> _Source passage_
★ ★ ★ ★

Growing up in Dayton, Ohio - home of the Wright brothers - instilled in Mike Grant a fascination with aviation and an ambition to become an astronaut. His experience as a cooperative programme student for NASA throughout his time at university studying advances in flight mechanics has given the 26-year-old a hope of realising that dream.

Grant, named joint-winner in this year's Boeing Engineering Student of the Year - part of the Flightglobal Achievement Awards announced in Dubai last night - is a graduate student at Georgia Institute of Technology's Space Systems Design Laboratory. Coming up with ways in which a spacecraft can descend more gently once it bursts into a planet's atmosphere has been very much the focus of his work.

BYSE winner - Michael James Grant
 

After graduating first in his class with a degree in aero engineering at Purdue University, Indiana in 2005, Grant moved to Georgia Tech in Atlanta, where for his Masters research, he developed a new methodology for robotic exploration of Mars using pinpoint landing technology. "This new entry, descent and landing architecture, called Smart Divert, challenges the paradigm of Mars robotic exploration," says his tutor in his entry for the award. In 2007, while working on his masters, Grant participated in NASA's High Mass Martian Landing design competition, winning first place with his team for their design, Heavy MEDL.

★ ★ ★ ★

> _Data_
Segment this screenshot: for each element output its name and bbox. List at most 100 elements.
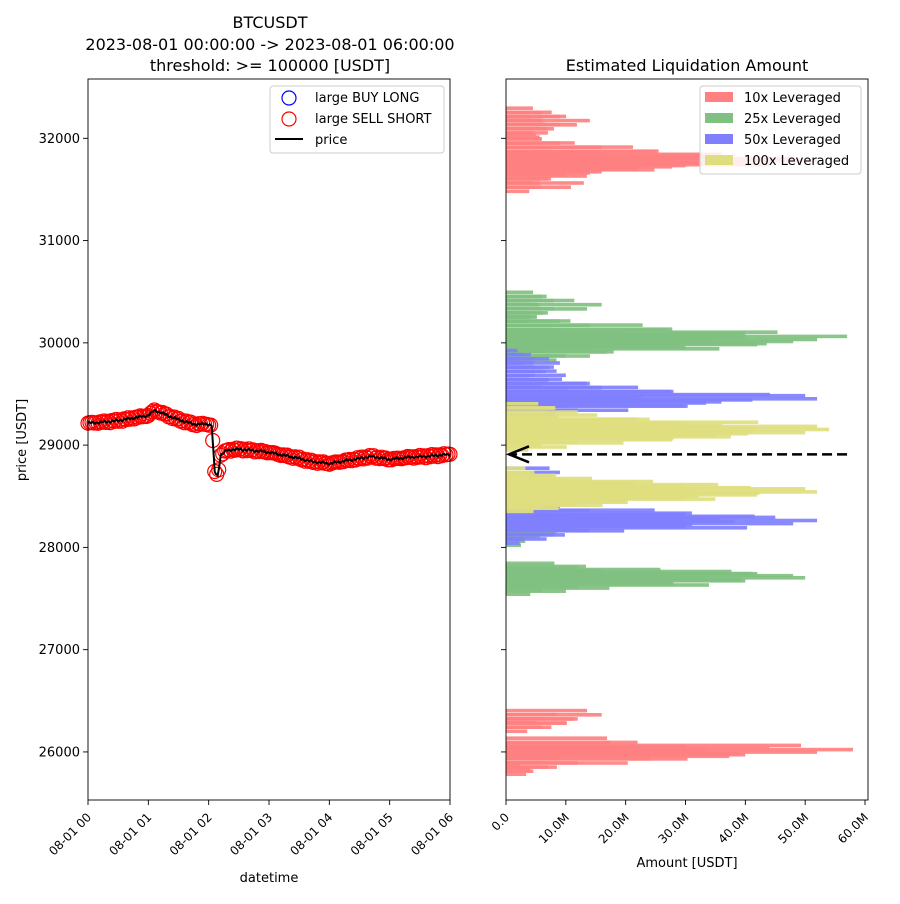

★ ★ ★ ★

> _Required task_
Reproduce word for word the part of the profile of Mike Grant that starts at "Growing up in" and ends at "realising that dream.".

> _Exercise result_
Growing up in Dayton, Ohio - home of the Wright brothers - instilled in Mike Grant a fascination with aviation and an ambition to become an astronaut. His experience as a cooperative programme student for NASA throughout his time at university studying advances in flight mechanics has given the 26-year-old a hope of realising that dream.